I’m sure the question then is,
“Well, how do I avoid that?” The answer is easy; don’t create garbage!
Now, obviously you can’t run your entire game without creating objects.
You just need to make sure that you don’t create objects all the time
during performance-critical sections of your game (such as during game
play). For example, if you create a new state object every frame to set
the device state, you will have collections during game play.
Normally though, it’s the
unexpected allocations that cause the collections, more proof that you
want to have an idea of what methods cost. As an example, did you know
that using foreach on a collection can potentially create garbage? This is what foreach breaks down into:
IEnumerator e = collection.GetEnumerator();
while (e.MoveNext())
{
var obj = e.Current;
// Your code
}
That
first line creates an object. If that object is not a value type, that
object is created on the heap and produces garbage. Most collection
types in the runtimes do not create garbage during a foreach loop, but the fact that it can is often a surprise to people.

▶ **Collected data entries**:
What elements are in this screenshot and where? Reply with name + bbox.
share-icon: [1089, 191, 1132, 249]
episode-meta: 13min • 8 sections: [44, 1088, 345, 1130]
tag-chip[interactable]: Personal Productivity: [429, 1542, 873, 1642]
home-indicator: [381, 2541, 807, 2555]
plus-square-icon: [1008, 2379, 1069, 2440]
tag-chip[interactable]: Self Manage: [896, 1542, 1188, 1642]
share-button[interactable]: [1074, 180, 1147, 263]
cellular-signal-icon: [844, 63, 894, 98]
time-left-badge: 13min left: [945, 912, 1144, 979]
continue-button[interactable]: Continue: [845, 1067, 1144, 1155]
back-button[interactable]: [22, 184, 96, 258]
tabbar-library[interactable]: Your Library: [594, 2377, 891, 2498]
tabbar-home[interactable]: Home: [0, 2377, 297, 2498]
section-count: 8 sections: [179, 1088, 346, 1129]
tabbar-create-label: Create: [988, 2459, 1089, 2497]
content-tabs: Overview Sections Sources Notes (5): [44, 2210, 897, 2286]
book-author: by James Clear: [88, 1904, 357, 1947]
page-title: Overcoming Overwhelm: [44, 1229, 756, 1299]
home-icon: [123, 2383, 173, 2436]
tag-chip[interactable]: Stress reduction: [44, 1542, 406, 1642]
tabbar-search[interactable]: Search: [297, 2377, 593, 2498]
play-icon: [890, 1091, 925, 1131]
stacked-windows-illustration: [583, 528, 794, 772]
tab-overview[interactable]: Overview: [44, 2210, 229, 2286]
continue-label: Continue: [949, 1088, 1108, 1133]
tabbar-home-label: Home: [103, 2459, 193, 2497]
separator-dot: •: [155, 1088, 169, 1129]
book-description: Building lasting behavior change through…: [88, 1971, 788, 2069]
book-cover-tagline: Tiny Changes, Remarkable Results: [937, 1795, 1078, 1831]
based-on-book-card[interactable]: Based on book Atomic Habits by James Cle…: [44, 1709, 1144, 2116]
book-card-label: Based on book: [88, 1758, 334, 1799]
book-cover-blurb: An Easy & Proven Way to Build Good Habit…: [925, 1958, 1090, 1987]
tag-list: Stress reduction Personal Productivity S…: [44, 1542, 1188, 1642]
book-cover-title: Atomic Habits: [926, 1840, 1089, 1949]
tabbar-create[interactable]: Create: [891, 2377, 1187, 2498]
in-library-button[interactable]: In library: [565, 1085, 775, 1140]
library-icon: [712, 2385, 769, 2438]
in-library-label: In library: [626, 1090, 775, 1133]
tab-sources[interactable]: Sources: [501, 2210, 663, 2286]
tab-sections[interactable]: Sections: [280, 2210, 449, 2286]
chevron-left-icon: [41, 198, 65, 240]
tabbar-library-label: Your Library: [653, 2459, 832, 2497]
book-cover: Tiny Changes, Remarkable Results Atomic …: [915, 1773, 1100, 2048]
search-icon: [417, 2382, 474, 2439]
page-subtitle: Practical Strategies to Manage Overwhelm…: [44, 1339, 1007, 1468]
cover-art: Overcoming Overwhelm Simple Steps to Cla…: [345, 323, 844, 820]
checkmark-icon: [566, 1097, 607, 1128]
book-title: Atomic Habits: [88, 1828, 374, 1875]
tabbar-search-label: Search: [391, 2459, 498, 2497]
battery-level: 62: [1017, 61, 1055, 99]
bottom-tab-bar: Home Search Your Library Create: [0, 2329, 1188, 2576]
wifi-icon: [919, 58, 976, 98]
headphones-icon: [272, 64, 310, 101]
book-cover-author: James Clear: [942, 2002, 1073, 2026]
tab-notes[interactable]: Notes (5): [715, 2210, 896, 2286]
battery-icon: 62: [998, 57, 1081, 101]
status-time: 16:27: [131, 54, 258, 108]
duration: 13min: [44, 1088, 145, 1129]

▶ **Aim of the task**: Extend the text on avoiding garbage collection in games past its final sentence. These lines are separate material, unrelated to the text on avoiding garbage.

▶ **Output**:
Multithreading
Another area where you
can see an improvement in performance (particularly on Xbox) is in
multithreading. Now, this doesn’t mean you should add multithreading
everywhere because poor use of multithreading can actually make
performance worse.
If you have portions of your
code that are computationally expensive and don’t require them to be
done at a certain point in time (for example, you aren’t waiting on the
results), using another thread can be a big win for you. Creating a
thread and starting one can take a bit of time, though, so if think you
need multiple threads, you should create them all at startup to not have
to pay that cost at runtime.
Another thing to keep in mind
when using multiple threads on Xbox is what core they run on. The Xbox
has three physical cores each with two hardware threads, which means it
can run six threads simultaneously. However, unlike on Windows, you must
explicitly tell it which thread you want to run on. You do this with
the SetProcessorAffinity method as you see in the following snippet:
Thread worker = new Thread(new ThreadStart(() =>
{
Thread.CurrentThread.SetProcessorAffinity(4);
DoComplexCalculations();
}));
worker.Start();
Note
You need to set the
processor affinity as the first line in your thread method; you cannot
set it before the thread has started nor can you call it on any thread
other than the one on which it executes.
Although the Xbox has a total
of six hardware threads you can use, two of them are reserved by the XNA
runtime (thread zero and thread two). You should use the other four
hardware threads to spread your calculations across each of the hardware
threads.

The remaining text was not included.